● **Problem statement**
How many of the lines below contain "democracy"? Answer with that number alone.

● ● ● ● ●

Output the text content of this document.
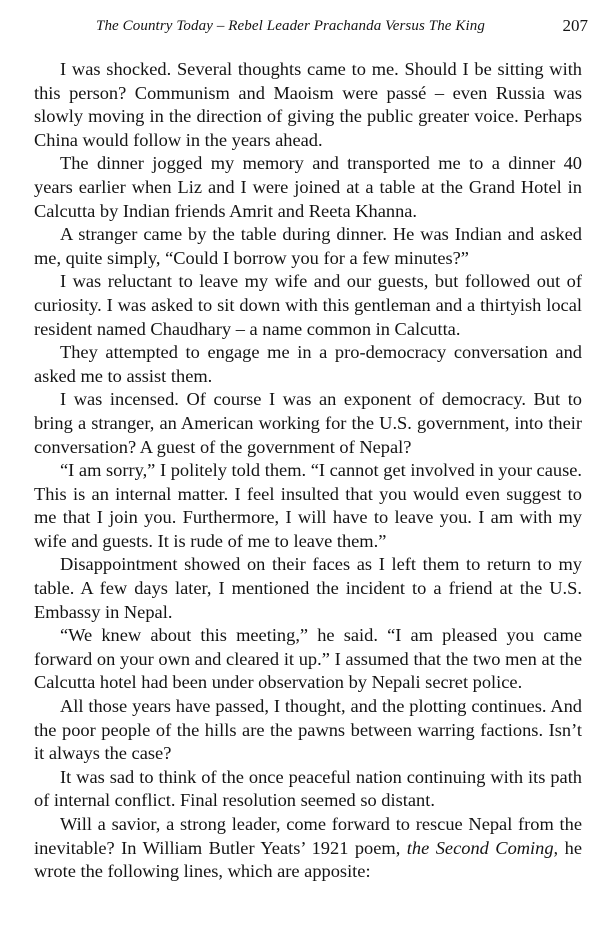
The Country Today – Rebel Leader Prachanda Versus The King	207

I was shocked. Several thoughts came to me. Should I be sitting with this person? Communism and Maoism were passé – even Russia was slowly moving in the direction of giving the public greater voice. Perhaps China would follow in the years ahead.

The dinner jogged my memory and transported me to a dinner 40 years earlier when Liz and I were joined at a table at the Grand Hotel in Calcutta by Indian friends Amrit and Reeta Khanna.

A stranger came by the table during dinner. He was Indian and asked me, quite simply, “Could I borrow you for a few minutes?”

I was reluctant to leave my wife and our guests, but followed out of curiosity. I was asked to sit down with this gentleman and a thirtyish local resident named Chaudhary – a name common in Calcutta.

They attempted to engage me in a pro-democracy conversation and asked me to assist them.

I was incensed. Of course I was an exponent of democracy. But to bring a stranger, an American working for the U.S. government, into their conversation? A guest of the government of Nepal?

“I am sorry,” I politely told them. “I cannot get involved in your cause. This is an internal matter. I feel insulted that you would even suggest to me that I join you. Furthermore, I will have to leave you. I am with my wife and guests. It is rude of me to leave them.”

Disappointment showed on their faces as I left them to return to my table. A few days later, I mentioned the incident to a friend at the U.S. Embassy in Nepal.

“We knew about this meeting,” he said. “I am pleased you came forward on your own and cleared it up.” I assumed that the two men at the Calcutta hotel had been under observation by Nepali secret police.

All those years have passed, I thought, and the plotting continues. And the poor people of the hills are the pawns between warring factions. Isn’t it always the case?

It was sad to think of the once peaceful nation continuing with its path of internal conflict. Final resolution seemed so distant.

Will a savior, a strong leader, come forward to rescue Nepal from the inevitable? In William Butler Yeats’ 1921 poem, the Second Coming, he wrote the following lines, which are apposite:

● ● ● ● ●

● **Solution for this problem**
2